[Begin Document segment]
International Conference: Economic System of EU and Adjustment of BiH; Mostar, April 26-27, 2002

International Conference

“Economic System of European Union and Adjustment of Bosnia and Herzegovina”

University of Mostar – Faculty of Economics

Mostar, April 26-27, 2002

FAMILY BUSINESSES: THEIR CONTRIBUTION AND SPECIFIC BEHAVIOR IN COUNTRIES IN TRANSITION – CASE OF SLOVENIA

Miroslav Glas

University of Ljubljana, Faculty of Economics, Ljubljana, Slovenia

Kardeljeva ploščad 17. 1101 Ljubljana

Slovenia

Phone: +386 1 589 2400

e-mail:

Damjan Mirtič

University of Ljubljana, Faculty of Economics, Ljubljana, Slovenia

Kardeljeva ploščad 17. 1101 Ljubljana

Slovenia

Phone: +386 1 589 2400

e-mail:

Ljubljana, July 2002

FAMILY BUSINESSES: THEIR CONTRIBUTION AND SPECIFIC BEHAVIOR IN COUNTRIES IN TRANSITION – CASE OF SLOVENIA

Key words: Family Business, Transition in Family Firms, Succession, Family and Business Values

ABSTRACT

Family businesses in terms of their numbers represent the large majority of all businesses and they contribute substantially to the GDP, employment and the variety of goods/services supplied. In socialist countries, due to the virtual absence of private firms, the experience with family businesses and their behavior during the succession period disappeared and we can consider how new family businesses following the entrepreneurial wave in early 1990s struggle with the questions of whether and how to employ family members, how to reward them vs. non-family members and how to arrange the succession, the transition from the founding into the new generation.

The paper collects current research findings about the behavior of small Slovenian family businesses compared with the international research PRIMA Report (Birley, 2000) and it identifies some key challenges: in the attitude to financing and growth orientation among generations, in the choice of proper time and mode of the transition that is not really business-like, the management styles as practiced by new generation etc. This research has confirmed the need for expert counseling to family firms and, in particular to start planning of transition early in the history of the family firm.
[End Document segment]
— Brief A —
Can you transcribe the family business paper between "Key words: Family" and "the new generation.", inclusive?
[Begin Input data]
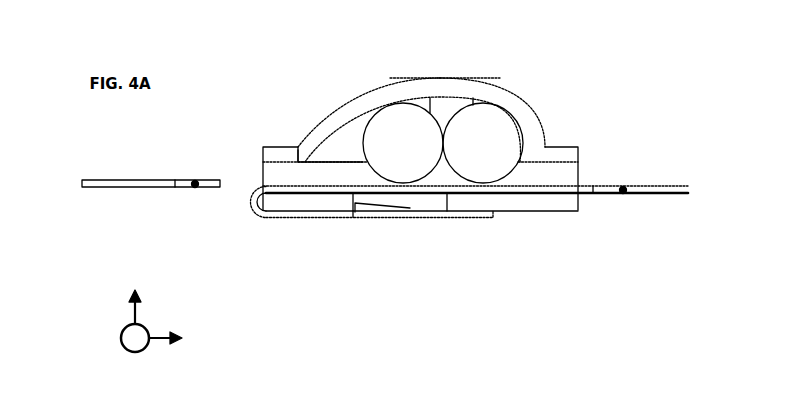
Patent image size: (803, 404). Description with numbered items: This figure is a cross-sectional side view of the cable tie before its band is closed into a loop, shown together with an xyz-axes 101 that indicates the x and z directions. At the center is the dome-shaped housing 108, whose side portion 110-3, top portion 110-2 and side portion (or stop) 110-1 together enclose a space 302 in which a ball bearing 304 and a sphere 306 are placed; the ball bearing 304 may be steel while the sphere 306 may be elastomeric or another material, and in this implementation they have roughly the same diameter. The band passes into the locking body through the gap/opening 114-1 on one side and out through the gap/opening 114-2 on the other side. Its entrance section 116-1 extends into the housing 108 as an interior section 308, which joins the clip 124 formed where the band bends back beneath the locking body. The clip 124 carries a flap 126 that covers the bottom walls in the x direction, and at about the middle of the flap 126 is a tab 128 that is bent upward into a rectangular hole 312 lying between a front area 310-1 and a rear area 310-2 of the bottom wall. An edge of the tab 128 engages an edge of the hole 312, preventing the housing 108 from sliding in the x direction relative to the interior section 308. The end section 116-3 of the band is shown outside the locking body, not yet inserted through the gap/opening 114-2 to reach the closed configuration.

The xyz-axes 101 is at (117, 333).
The housing 108 is at (513, 77).
The side portion 110-1 is at (532, 84).
The top portion 110-2 is at (508, 70).
The side portion 110-3 is at (293, 134).
The gap/opening 114-1 is at (580, 172).
The gap/opening 114-2 is at (262, 174).
The entrance section 116-1 is at (624, 192).
The end section 116-3 is at (195, 188).
The clip 124 is at (250, 214).
The flap 126 is at (471, 213).
The tab 128 is at (375, 213).
The space 302 is at (357, 138).
The ball bearing 304 is at (403, 147).
The sphere 306 is at (493, 138).
The interior section 308 is at (338, 222).
The front area 310-1 is at (318, 200).
The rear area 310-2 is at (532, 205).
The hole 312 is at (407, 204).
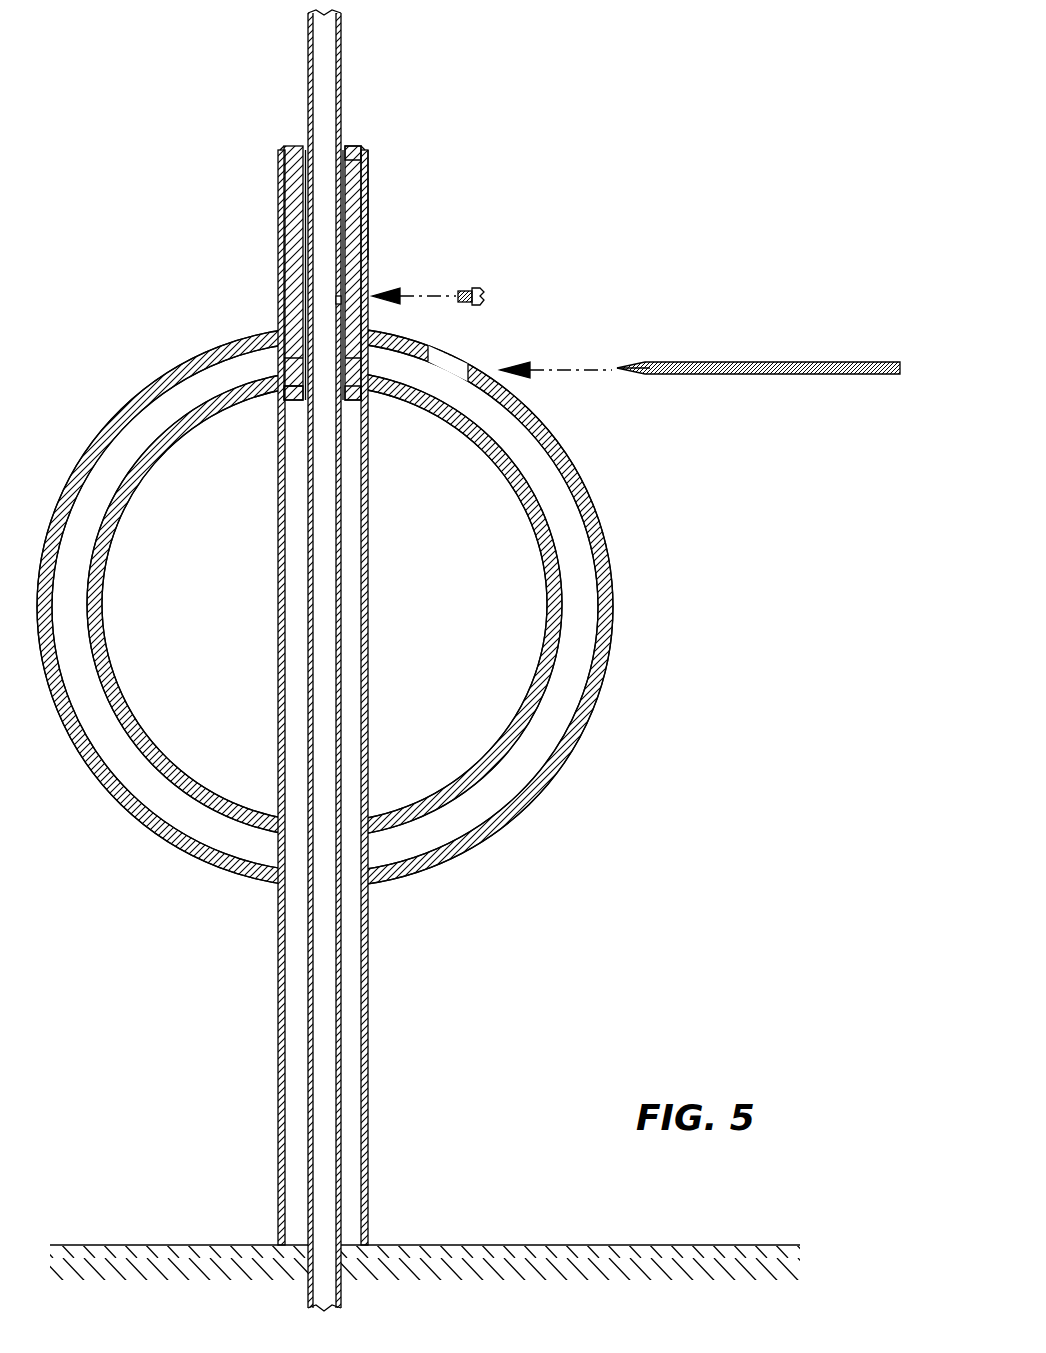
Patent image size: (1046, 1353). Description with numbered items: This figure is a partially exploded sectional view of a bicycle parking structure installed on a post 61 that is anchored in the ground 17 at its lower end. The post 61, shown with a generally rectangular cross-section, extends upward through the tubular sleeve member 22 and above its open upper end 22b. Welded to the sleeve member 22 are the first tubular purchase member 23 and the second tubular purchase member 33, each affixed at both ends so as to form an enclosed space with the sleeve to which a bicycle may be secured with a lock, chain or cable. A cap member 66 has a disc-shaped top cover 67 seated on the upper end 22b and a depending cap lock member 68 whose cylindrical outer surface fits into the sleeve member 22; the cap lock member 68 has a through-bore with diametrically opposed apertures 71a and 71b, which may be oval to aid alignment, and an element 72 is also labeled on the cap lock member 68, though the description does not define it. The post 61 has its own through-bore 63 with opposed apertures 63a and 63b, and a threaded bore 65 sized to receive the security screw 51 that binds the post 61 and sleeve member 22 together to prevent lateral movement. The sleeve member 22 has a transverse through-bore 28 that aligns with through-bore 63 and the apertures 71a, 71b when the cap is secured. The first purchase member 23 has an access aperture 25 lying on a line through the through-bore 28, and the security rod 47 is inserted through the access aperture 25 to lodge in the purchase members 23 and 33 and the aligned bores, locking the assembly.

The ground 17 is at (455, 1250).
The tubular sleeve member 22 is at (368, 170).
The open upper end 22b is at (284, 172).
The first tubular purchase member 23 is at (617, 580).
The access aperture 25 is at (478, 372).
The sleeve through-bore 28 is at (368, 382).
The second tubular purchase member 33 is at (170, 365).
The security rod 47 is at (760, 362).
The security screw 51 is at (478, 290).
The post 61 is at (341, 82).
The through-bore 63 is at (440, 358).
The aperture 63a is at (333, 375).
The aperture 63b is at (300, 360).
The threaded bore 65 is at (340, 300).
The cap member 66 is at (370, 200).
The top cover 67 is at (345, 145).
The cap lock member 68 is at (362, 225).
The aperture 71a is at (364, 365).
The aperture 71b is at (288, 362).
The liner 72 is at (360, 265).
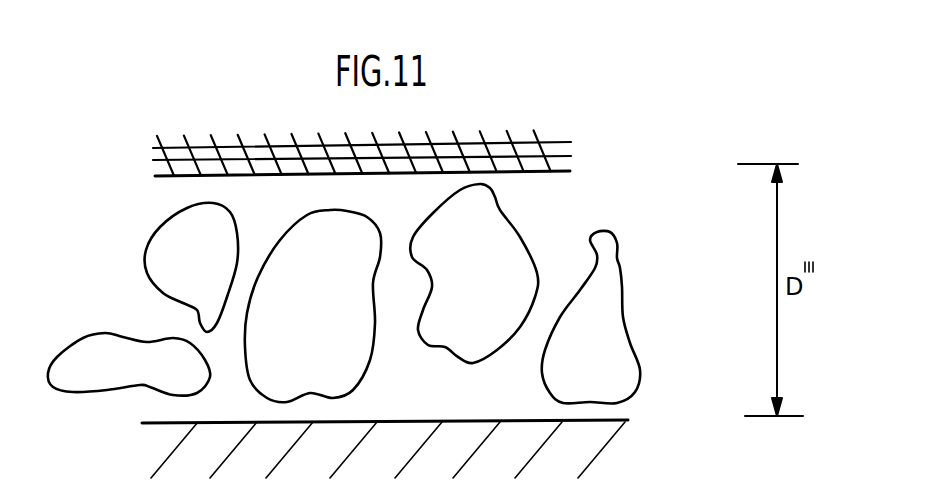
[End Input data]
— Brief B —
Can you repeat the rows word for word, from their start through the line holding "The xyz-axes 101 is at (117, 333).", inclusive, leaving out the pictures?

— Right answer A —
Key words: Family Business, Transition in Family Firms, Succession, Family and Business Values

ABSTRACT

Family businesses in terms of their numbers represent the large majority of all businesses and they contribute substantially to the GDP, employment and the variety of goods/services supplied. In socialist countries, due to the virtual absence of private firms, the experience with family businesses and their behavior during the succession period disappeared and we can consider how new family businesses following the entrepreneurial wave in early 1990s struggle with the questions of whether and how to employ family members, how to reward them vs. non-family members and how to arrange the succession, the transition from the founding into the new generation.

— Right answer B —
Patent image size: (803, 404). Description with numbered items: This figure is a cross-sectional side view of the cable tie before its band is closed into a loop, shown together with an xyz-axes 101 that indicates the x and z directions. At the center is the dome-shaped housing 108, whose side portion 110-3, top portion 110-2 and side portion (or stop) 110-1 together enclose a space 302 in which a ball bearing 304 and a sphere 306 are placed; the ball bearing 304 may be steel while the sphere 306 may be elastomeric or another material, and in this implementation they have roughly the same diameter. The band passes into the locking body through the gap/opening 114-1 on one side and out through the gap/opening 114-2 on the other side. Its entrance section 116-1 extends into the housing 108 as an interior section 308, which joins the clip 124 formed where the band bends back beneath the locking body. The clip 124 carries a flap 126 that covers the bottom walls in the x direction, and at about the middle of the flap 126 is a tab 128 that is bent upward into a rectangular hole 312 lying between a front area 310-1 and a rear area 310-2 of the bottom wall. An edge of the tab 128 engages an edge of the hole 312, preventing the housing 108 from sliding in the x direction relative to the interior section 308. The end section 116-3 of the band is shown outside the locking body, not yet inserted through the gap/opening 114-2 to reach the closed configuration.

The xyz-axes 101 is at (117, 333).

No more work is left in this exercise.